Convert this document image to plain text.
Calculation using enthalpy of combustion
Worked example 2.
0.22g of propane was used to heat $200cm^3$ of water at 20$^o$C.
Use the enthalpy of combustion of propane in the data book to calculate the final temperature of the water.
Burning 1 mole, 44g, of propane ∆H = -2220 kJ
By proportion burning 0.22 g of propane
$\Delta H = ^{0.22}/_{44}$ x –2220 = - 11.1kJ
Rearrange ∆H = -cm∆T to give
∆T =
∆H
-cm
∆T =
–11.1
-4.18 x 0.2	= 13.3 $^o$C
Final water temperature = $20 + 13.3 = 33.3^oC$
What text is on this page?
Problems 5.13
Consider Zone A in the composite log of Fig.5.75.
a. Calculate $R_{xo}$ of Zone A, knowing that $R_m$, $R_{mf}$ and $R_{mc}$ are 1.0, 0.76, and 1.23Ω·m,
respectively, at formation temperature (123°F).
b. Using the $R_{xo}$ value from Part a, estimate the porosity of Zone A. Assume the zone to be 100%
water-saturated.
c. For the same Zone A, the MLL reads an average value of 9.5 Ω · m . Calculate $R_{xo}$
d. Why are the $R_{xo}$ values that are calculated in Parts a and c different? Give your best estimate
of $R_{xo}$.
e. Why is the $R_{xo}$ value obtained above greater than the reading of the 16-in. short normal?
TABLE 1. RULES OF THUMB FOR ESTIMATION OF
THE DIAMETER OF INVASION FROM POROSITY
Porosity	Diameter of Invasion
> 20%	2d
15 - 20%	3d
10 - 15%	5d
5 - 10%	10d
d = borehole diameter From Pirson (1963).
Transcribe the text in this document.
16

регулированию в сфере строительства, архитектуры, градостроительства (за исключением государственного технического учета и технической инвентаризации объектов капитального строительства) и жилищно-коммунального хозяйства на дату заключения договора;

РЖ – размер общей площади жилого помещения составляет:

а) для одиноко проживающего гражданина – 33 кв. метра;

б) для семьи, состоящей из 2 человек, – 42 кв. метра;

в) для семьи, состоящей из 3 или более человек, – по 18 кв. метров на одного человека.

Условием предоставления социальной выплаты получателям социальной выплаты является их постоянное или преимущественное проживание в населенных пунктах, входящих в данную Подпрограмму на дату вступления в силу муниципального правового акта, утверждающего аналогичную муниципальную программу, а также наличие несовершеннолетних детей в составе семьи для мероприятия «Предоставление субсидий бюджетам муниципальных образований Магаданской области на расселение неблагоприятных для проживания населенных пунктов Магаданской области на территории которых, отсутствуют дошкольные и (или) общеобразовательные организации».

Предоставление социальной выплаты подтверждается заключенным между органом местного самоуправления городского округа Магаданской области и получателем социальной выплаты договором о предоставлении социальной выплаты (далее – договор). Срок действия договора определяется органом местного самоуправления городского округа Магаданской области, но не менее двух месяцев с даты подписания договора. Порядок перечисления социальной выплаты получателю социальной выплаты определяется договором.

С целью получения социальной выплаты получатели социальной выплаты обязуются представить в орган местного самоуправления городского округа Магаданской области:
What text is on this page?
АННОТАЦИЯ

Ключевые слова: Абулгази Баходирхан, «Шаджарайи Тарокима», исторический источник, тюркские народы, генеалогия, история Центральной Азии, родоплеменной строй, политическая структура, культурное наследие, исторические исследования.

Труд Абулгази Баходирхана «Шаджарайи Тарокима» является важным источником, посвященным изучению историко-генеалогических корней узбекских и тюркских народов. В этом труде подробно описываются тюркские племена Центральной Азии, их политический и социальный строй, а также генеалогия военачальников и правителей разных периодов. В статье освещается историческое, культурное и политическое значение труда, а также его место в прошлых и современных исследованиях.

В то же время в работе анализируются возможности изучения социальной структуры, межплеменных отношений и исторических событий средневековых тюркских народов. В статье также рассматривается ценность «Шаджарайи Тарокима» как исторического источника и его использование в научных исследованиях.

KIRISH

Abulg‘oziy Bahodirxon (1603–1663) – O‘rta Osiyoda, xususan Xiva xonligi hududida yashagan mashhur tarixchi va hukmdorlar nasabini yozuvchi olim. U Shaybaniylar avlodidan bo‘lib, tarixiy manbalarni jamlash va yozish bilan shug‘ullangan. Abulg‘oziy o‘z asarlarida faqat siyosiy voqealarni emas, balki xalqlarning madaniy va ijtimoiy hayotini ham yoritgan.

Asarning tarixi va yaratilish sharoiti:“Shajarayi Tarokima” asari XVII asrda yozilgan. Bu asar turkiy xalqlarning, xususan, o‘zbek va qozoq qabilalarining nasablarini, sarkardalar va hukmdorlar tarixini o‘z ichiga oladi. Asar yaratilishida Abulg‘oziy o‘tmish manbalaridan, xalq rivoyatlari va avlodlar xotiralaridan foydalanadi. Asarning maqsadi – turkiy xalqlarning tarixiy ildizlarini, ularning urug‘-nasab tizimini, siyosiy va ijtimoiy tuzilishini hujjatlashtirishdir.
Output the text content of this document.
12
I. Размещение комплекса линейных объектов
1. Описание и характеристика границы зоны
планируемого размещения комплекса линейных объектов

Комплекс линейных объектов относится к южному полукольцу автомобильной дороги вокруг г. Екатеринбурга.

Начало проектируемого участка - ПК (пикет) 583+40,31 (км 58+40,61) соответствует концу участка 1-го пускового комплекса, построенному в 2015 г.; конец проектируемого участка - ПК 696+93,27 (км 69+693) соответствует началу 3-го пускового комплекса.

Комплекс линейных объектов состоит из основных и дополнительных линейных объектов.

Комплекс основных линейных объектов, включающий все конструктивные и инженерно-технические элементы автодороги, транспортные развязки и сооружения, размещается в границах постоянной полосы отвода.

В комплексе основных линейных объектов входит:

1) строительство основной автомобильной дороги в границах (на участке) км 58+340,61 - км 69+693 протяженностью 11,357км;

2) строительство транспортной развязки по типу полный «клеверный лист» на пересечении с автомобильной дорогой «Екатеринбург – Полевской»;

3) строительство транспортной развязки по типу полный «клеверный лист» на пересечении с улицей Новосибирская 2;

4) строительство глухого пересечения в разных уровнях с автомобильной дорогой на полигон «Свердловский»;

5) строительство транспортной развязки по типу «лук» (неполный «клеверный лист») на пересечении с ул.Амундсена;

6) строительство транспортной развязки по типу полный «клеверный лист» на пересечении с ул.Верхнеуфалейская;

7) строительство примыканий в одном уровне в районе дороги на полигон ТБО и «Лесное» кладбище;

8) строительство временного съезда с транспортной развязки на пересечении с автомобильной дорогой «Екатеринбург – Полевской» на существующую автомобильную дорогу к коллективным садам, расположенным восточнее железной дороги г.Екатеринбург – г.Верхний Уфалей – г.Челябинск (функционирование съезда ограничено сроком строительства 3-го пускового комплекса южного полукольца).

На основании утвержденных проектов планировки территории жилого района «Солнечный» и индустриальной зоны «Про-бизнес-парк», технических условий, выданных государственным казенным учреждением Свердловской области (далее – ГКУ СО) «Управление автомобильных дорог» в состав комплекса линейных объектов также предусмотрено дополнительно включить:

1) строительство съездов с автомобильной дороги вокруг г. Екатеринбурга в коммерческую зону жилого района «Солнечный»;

■ **Directions for this task**:
Copy down every line of the material above that includes the string "document".

■ **Final result**:
Convert this document image to plain text.
Transcribe the text in this document.
Output the text content of this document.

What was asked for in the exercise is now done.